Reproduce all entries precisely, down to the last character.
# Start of Listed records
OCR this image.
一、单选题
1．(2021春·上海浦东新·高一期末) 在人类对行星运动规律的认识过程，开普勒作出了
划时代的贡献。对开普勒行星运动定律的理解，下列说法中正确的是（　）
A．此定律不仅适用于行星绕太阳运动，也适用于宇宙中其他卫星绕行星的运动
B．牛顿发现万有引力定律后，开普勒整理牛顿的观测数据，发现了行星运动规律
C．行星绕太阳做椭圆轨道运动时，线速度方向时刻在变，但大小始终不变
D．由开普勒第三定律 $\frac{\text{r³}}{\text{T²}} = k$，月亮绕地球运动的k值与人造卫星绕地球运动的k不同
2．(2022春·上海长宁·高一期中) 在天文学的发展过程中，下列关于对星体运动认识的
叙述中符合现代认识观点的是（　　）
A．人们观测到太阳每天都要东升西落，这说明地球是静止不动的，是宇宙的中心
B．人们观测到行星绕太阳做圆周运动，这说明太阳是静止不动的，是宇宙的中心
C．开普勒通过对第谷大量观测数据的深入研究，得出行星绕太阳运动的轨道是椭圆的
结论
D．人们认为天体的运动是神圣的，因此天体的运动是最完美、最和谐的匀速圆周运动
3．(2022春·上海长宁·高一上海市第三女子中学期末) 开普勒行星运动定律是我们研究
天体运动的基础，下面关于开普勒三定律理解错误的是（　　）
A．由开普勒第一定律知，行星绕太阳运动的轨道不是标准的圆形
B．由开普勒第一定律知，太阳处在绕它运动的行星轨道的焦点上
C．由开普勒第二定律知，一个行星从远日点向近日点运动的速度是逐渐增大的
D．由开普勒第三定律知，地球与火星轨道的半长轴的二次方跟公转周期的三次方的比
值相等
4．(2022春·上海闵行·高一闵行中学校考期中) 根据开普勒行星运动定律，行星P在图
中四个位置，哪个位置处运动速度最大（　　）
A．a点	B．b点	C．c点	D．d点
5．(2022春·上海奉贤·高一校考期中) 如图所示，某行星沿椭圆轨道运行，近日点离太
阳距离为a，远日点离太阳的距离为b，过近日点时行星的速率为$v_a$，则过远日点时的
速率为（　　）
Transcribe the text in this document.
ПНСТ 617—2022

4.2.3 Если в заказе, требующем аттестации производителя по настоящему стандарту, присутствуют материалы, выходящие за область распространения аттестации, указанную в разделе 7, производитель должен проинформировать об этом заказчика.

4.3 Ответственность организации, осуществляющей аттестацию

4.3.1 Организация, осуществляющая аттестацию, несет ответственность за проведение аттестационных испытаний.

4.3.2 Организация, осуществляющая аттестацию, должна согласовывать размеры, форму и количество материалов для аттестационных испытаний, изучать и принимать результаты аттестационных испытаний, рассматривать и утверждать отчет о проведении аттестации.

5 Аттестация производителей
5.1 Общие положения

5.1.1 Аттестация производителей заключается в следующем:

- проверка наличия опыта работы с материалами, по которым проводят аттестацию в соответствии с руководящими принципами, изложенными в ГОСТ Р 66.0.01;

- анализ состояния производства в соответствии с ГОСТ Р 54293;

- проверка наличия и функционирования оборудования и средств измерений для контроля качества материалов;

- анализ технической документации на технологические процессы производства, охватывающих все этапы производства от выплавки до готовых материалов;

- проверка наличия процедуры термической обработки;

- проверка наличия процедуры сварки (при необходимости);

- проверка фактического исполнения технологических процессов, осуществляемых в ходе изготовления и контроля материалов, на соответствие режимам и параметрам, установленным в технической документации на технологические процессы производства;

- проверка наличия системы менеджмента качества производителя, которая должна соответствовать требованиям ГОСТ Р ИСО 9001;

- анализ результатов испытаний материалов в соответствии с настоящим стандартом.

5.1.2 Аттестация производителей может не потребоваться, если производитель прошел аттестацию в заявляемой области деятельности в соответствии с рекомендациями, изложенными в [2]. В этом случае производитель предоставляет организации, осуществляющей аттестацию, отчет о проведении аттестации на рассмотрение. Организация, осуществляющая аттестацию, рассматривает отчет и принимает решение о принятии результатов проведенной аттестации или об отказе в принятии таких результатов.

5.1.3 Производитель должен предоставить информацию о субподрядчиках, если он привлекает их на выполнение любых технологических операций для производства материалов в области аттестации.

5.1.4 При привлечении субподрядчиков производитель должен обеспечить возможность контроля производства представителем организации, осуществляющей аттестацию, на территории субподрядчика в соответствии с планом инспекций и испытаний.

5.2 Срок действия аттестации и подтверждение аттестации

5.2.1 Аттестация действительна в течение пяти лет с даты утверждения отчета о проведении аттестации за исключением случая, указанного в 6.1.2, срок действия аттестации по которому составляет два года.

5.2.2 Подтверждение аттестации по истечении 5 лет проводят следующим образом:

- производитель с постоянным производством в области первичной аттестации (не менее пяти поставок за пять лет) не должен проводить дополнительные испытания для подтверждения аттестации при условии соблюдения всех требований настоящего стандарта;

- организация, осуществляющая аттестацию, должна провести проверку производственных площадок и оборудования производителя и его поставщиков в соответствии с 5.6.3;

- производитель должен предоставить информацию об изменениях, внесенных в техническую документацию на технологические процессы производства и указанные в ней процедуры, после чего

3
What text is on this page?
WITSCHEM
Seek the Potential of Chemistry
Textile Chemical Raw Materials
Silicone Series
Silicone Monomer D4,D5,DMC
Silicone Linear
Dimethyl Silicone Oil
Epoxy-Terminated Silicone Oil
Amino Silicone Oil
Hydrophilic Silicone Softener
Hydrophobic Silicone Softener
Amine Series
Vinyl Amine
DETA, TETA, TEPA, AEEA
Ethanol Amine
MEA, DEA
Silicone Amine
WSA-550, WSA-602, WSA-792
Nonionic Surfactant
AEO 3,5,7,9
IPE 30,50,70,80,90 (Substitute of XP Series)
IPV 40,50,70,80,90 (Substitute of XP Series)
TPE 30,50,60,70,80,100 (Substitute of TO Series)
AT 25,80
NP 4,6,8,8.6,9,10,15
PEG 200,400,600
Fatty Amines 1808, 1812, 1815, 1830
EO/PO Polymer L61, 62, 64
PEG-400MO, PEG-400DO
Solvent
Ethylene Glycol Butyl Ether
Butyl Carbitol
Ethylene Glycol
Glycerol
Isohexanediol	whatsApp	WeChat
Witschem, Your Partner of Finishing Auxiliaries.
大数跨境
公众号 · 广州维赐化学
# End of Listed records
* Exercise output *
OCR this image.
一、单选题
1．(2021春·上海浦东新·高一期末) 在人类对行星运动规律的认识过程，开普勒作出了
划时代的贡献。对开普勒行星运动定律的理解，下列说法中正确的是（　）
A．此定律不仅适用于行星绕太阳运动，也适用于宇宙中其他卫星绕行星的运动
B．牛顿发现万有引力定律后，开普勒整理牛顿的观测数据，发现了行星运动规律
C．行星绕太阳做椭圆轨道运动时，线速度方向时刻在变，但大小始终不变
D．由开普勒第三定律 $\frac{\text{r³}}{\text{T²}} = k$，月亮绕地球运动的k值与人造卫星绕地球运动的k不同
2．(2022春·上海长宁·高一期中) 在天文学的发展过程中，下列关于对星体运动认识的
叙述中符合现代认识观点的是（　　）
A．人们观测到太阳每天都要东升西落，这说明地球是静止不动的，是宇宙的中心
B．人们观测到行星绕太阳做圆周运动，这说明太阳是静止不动的，是宇宙的中心
C．开普勒通过对第谷大量观测数据的深入研究，得出行星绕太阳运动的轨道是椭圆的
结论
D．人们认为天体的运动是神圣的，因此天体的运动是最完美、最和谐的匀速圆周运动
3．(2022春·上海长宁·高一上海市第三女子中学期末) 开普勒行星运动定律是我们研究
天体运动的基础，下面关于开普勒三定律理解错误的是（　　）
A．由开普勒第一定律知，行星绕太阳运动的轨道不是标准的圆形
B．由开普勒第一定律知，太阳处在绕它运动的行星轨道的焦点上
C．由开普勒第二定律知，一个行星从远日点向近日点运动的速度是逐渐增大的
D．由开普勒第三定律知，地球与火星轨道的半长轴的二次方跟公转周期的三次方的比
值相等
4．(2022春·上海闵行·高一闵行中学校考期中) 根据开普勒行星运动定律，行星P在图
中四个位置，哪个位置处运动速度最大（　　）
A．a点	B．b点	C．c点	D．d点
5．(2022春·上海奉贤·高一校考期中) 如图所示，某行星沿椭圆轨道运行，近日点离太
阳距离为a，远日点离太阳的距离为b，过近日点时行星的速率为$v_a$，则过远日点时的
速率为（　　）
Transcribe the text in this document.
ПНСТ 617—2022

4.2.3 Если в заказе, требующем аттестации производителя по настоящему стандарту, присутствуют материалы, выходящие за область распространения аттестации, указанную в разделе 7, производитель должен проинформировать об этом заказчика.

4.3 Ответственность организации, осуществляющей аттестацию

4.3.1 Организация, осуществляющая аттестацию, несет ответственность за проведение аттестационных испытаний.

4.3.2 Организация, осуществляющая аттестацию, должна согласовывать размеры, форму и количество материалов для аттестационных испытаний, изучать и принимать результаты аттестационных испытаний, рассматривать и утверждать отчет о проведении аттестации.

5 Аттестация производителей
5.1 Общие положения

5.1.1 Аттестация производителей заключается в следующем:

- проверка наличия опыта работы с материалами, по которым проводят аттестацию в соответствии с руководящими принципами, изложенными в ГОСТ Р 66.0.01;

- анализ состояния производства в соответствии с ГОСТ Р 54293;

- проверка наличия и функционирования оборудования и средств измерений для контроля качества материалов;

- анализ технической документации на технологические процессы производства, охватывающих все этапы производства от выплавки до готовых материалов;

- проверка наличия процедуры термической обработки;

- проверка наличия процедуры сварки (при необходимости);

- проверка фактического исполнения технологических процессов, осуществляемых в ходе изготовления и контроля материалов, на соответствие режимам и параметрам, установленным в технической документации на технологические процессы производства;

- проверка наличия системы менеджмента качества производителя, которая должна соответствовать требованиям ГОСТ Р ИСО 9001;

- анализ результатов испытаний материалов в соответствии с настоящим стандартом.

5.1.2 Аттестация производителей может не потребоваться, если производитель прошел аттестацию в заявляемой области деятельности в соответствии с рекомендациями, изложенными в [2]. В этом случае производитель предоставляет организации, осуществляющей аттестацию, отчет о проведении аттестации на рассмотрение. Организация, осуществляющая аттестацию, рассматривает отчет и принимает решение о принятии результатов проведенной аттестации или об отказе в принятии таких результатов.

5.1.3 Производитель должен предоставить информацию о субподрядчиках, если он привлекает их на выполнение любых технологических операций для производства материалов в области аттестации.

5.1.4 При привлечении субподрядчиков производитель должен обеспечить возможность контроля производства представителем организации, осуществляющей аттестацию, на территории субподрядчика в соответствии с планом инспекций и испытаний.

5.2 Срок действия аттестации и подтверждение аттестации

5.2.1 Аттестация действительна в течение пяти лет с даты утверждения отчета о проведении аттестации за исключением случая, указанного в 6.1.2, срок действия аттестации по которому составляет два года.

5.2.2 Подтверждение аттестации по истечении 5 лет проводят следующим образом:

- производитель с постоянным производством в области первичной аттестации (не менее пяти поставок за пять лет) не должен проводить дополнительные испытания для подтверждения аттестации при условии соблюдения всех требований настоящего стандарта;

- организация, осуществляющая аттестацию, должна провести проверку производственных площадок и оборудования производителя и его поставщиков в соответствии с 5.6.3;

- производитель должен предоставить информацию об изменениях, внесенных в техническую документацию на технологические процессы производства и указанные в ней процедуры, после чего

3
What text is on this page?
WITSCHEM
Seek the Potential of Chemistry
Textile Chemical Raw Materials
Silicone Series
Silicone Monomer D4,D5,DMC
Silicone Linear
Dimethyl Silicone Oil
Epoxy-Terminated Silicone Oil
Amino Silicone Oil
Hydrophilic Silicone Softener
Hydrophobic Silicone Softener
Amine Series
Vinyl Amine
DETA, TETA, TEPA, AEEA
Ethanol Amine
MEA, DEA
Silicone Amine
WSA-550, WSA-602, WSA-792
Nonionic Surfactant
AEO 3,5,7,9
IPE 30,50,70,80,90 (Substitute of XP Series)
IPV 40,50,70,80,90 (Substitute of XP Series)
TPE 30,50,60,70,80,100 (Substitute of TO Series)
AT 25,80
NP 4,6,8,8.6,9,10,15
PEG 200,400,600
Fatty Amines 1808, 1812, 1815, 1830
EO/PO Polymer L61, 62, 64
PEG-400MO, PEG-400DO
Solvent
Ethylene Glycol Butyl Ether
Butyl Carbitol
Ethylene Glycol
Glycerol
Isohexanediol	whatsApp	WeChat
Witschem, Your Partner of Finishing Auxiliaries.
大数跨境
公众号 · 广州维赐化学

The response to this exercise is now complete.